● Text extract
Before tackling the problem of the embedded images we can easily view any readable text using the strings utility:

strings proprietary.file | less

This will output any strings of at least 4 bytes in length that consist of readable ASCII characters. Naturally, a lot more than just intelligible sentences will be returned. Most will be junk, but the readable text is easily spotted. The strings tools will also pick up the readable header information within the embedded images themselves. JPEG files contain the string "JFIF" in the header. This gives us a quick way to check what types of images a file may contain, and gives an indication of how many there are.

strings proprietary.file | grep JFIF
strings -n 3 proprietary.file | grep PNG
strings proprietary.file | grep GIF8

The -n 3 allows us to detect readable strings as short as 3 characters. Not every occurrence of "JFIF" is necessarily a JPEG image since the document itself may have mentioned JFIF in a paragraph of text -- though this is rare among the email attachments most commonly forwarded.

● Exercise aim
Reproduce the passage on the strings utility word for word, between "Before tackling the" and "many there are.", inclusive.

● Extracted information
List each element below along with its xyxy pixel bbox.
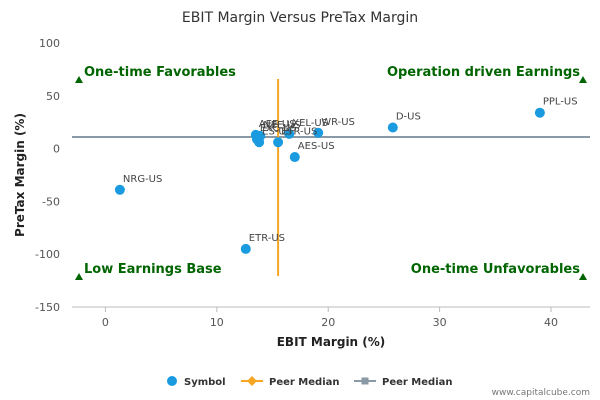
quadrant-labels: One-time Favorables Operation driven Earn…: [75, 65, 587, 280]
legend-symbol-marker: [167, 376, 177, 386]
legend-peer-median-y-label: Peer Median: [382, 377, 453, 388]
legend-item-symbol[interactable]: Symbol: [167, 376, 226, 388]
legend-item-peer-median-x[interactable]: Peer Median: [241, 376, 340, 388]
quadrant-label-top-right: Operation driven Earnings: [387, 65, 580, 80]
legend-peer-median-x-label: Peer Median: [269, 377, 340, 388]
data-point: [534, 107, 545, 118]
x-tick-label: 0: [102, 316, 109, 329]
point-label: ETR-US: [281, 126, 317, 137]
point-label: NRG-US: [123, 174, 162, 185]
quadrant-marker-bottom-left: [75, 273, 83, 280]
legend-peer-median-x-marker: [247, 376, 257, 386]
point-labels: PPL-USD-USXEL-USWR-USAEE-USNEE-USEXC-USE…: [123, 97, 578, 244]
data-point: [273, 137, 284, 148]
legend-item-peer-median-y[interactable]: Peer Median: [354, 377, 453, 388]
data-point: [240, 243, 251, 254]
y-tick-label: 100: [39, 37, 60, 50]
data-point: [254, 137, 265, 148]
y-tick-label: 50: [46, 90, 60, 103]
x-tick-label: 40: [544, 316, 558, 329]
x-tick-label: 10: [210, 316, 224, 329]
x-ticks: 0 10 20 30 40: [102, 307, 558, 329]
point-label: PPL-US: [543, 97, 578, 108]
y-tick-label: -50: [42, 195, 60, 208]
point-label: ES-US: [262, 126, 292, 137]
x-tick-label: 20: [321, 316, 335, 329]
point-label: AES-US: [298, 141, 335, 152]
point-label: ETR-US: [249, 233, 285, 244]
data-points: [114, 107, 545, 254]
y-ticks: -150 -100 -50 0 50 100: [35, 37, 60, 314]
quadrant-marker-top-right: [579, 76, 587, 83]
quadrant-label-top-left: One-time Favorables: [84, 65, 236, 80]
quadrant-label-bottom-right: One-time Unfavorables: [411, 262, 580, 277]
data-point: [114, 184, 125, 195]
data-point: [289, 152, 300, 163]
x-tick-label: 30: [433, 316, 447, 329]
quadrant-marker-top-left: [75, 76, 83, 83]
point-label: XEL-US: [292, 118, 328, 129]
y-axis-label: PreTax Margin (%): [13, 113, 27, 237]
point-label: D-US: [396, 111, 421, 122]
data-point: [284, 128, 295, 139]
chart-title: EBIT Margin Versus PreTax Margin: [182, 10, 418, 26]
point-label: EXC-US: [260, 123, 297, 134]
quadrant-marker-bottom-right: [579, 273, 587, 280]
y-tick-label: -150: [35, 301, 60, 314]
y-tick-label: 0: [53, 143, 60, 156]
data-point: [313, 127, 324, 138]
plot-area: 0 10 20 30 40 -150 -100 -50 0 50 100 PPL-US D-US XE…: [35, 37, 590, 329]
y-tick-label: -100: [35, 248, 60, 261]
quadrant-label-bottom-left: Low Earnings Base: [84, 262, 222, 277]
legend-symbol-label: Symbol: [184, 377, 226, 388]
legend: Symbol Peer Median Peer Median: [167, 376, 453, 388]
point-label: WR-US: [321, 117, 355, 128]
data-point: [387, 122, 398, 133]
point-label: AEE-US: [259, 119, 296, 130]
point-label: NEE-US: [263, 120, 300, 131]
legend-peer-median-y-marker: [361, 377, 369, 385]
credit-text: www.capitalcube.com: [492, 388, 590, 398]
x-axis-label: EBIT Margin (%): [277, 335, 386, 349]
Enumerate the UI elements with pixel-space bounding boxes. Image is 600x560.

--

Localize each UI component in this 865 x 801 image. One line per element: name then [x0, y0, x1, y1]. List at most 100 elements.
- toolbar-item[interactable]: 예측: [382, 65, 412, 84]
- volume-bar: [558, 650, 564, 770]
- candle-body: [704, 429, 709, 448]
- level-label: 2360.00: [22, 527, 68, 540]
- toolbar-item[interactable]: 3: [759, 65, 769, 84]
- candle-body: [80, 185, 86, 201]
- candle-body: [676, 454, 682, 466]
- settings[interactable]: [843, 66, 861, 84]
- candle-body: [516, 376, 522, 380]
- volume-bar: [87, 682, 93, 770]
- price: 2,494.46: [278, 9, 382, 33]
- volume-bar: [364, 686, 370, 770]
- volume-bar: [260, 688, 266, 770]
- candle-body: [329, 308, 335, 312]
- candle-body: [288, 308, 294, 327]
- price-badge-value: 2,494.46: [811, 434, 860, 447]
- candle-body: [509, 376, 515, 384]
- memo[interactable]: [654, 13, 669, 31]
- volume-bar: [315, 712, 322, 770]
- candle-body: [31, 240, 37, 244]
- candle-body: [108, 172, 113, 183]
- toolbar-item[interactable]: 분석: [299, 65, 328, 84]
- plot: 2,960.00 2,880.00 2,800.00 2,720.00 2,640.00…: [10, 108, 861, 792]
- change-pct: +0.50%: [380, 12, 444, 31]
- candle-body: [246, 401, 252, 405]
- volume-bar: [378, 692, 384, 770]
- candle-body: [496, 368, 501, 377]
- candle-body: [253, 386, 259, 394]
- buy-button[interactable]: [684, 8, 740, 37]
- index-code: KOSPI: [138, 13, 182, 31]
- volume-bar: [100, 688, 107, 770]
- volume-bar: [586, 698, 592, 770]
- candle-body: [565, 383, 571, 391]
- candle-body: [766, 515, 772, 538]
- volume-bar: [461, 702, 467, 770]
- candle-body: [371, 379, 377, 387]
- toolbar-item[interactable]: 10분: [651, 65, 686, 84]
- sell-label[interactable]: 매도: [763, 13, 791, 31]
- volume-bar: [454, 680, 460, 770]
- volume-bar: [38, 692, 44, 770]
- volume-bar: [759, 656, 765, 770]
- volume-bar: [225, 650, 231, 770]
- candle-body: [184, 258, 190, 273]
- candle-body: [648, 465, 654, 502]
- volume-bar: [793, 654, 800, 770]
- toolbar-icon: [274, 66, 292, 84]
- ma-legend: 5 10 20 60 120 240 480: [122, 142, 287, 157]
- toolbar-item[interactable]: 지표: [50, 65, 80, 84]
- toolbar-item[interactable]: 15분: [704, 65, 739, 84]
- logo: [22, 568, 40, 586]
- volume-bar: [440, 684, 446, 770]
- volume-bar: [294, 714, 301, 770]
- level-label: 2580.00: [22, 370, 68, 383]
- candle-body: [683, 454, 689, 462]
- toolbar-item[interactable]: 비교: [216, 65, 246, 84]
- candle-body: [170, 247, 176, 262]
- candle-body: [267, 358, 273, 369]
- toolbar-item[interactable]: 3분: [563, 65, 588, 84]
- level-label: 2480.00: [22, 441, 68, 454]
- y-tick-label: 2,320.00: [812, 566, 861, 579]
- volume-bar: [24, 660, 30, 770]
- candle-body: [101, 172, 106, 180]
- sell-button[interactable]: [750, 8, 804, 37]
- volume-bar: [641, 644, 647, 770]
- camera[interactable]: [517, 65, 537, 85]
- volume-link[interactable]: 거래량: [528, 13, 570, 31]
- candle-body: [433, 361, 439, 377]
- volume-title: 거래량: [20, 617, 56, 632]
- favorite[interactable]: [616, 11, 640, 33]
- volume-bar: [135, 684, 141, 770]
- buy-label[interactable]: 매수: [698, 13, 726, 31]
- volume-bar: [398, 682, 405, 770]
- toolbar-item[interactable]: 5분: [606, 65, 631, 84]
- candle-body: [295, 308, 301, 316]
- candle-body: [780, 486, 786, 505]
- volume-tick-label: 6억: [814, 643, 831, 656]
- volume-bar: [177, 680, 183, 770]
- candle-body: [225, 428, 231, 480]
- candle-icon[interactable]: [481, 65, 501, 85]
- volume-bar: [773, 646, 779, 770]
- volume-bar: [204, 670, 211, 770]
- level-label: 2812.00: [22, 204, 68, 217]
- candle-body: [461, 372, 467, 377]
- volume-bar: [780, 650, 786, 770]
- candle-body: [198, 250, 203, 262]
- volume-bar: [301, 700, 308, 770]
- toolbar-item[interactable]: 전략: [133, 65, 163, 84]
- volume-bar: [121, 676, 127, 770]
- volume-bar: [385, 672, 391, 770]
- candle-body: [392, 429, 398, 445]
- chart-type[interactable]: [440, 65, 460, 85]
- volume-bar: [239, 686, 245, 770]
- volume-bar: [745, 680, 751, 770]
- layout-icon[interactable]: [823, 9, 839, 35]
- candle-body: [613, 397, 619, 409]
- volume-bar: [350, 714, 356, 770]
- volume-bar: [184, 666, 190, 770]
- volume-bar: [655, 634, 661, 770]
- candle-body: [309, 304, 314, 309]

...

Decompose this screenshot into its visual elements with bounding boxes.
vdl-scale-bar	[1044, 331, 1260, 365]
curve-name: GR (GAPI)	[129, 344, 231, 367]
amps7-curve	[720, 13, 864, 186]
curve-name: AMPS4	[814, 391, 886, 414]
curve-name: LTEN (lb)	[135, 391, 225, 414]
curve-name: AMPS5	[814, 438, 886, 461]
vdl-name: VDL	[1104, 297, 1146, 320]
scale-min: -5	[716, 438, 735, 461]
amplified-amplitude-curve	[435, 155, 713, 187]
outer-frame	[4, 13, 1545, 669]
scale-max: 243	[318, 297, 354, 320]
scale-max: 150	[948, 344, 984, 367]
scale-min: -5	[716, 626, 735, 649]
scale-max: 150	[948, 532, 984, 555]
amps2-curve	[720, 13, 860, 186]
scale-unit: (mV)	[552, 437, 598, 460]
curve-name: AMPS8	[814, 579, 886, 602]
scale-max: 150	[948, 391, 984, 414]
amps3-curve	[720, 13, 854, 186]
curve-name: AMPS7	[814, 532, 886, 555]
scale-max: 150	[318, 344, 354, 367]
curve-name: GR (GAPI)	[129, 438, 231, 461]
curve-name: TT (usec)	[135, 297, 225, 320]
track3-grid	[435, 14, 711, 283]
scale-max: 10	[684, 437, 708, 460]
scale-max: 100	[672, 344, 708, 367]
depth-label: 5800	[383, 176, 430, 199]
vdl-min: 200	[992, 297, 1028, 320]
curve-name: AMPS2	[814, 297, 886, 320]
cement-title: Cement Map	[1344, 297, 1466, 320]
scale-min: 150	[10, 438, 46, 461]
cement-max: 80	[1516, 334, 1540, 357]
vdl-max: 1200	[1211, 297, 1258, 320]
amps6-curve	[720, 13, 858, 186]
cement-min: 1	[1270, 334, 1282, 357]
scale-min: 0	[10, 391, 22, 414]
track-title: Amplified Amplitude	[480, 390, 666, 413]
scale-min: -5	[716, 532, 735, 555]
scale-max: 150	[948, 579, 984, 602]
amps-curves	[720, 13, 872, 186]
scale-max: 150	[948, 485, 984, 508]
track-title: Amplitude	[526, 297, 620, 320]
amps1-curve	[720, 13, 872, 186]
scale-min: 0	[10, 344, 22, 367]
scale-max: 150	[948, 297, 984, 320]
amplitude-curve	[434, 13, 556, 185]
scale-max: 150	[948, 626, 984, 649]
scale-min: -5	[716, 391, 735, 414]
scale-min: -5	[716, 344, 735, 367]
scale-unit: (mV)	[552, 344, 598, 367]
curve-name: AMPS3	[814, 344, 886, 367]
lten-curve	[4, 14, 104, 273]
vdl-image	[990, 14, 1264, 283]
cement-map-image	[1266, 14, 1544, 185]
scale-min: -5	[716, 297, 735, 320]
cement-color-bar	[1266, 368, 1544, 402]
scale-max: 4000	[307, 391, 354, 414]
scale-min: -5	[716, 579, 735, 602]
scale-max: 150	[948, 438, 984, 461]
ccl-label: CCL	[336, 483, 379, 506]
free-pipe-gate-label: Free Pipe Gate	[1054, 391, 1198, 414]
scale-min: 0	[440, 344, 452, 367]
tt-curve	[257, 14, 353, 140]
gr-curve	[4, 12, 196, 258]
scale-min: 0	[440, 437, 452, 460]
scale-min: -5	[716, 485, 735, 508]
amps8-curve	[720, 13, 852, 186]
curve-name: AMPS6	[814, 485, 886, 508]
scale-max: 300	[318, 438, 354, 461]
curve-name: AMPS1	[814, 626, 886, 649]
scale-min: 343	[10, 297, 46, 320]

● Result
Before tackling the problem of the embedded images we can easily view any readable text using the strings utility:

strings proprietary.file | less

This will output any strings of at least 4 bytes in length that consist of readable ASCII characters. Naturally, a lot more than just intelligible sentences will be returned. Most will be junk, but the readable text is easily spotted. The strings tools will also pick up the readable header information within the embedded images themselves. JPEG files contain the string "JFIF" in the header. This gives us a quick way to check what types of images a file may contain, and gives an indication of how many there are.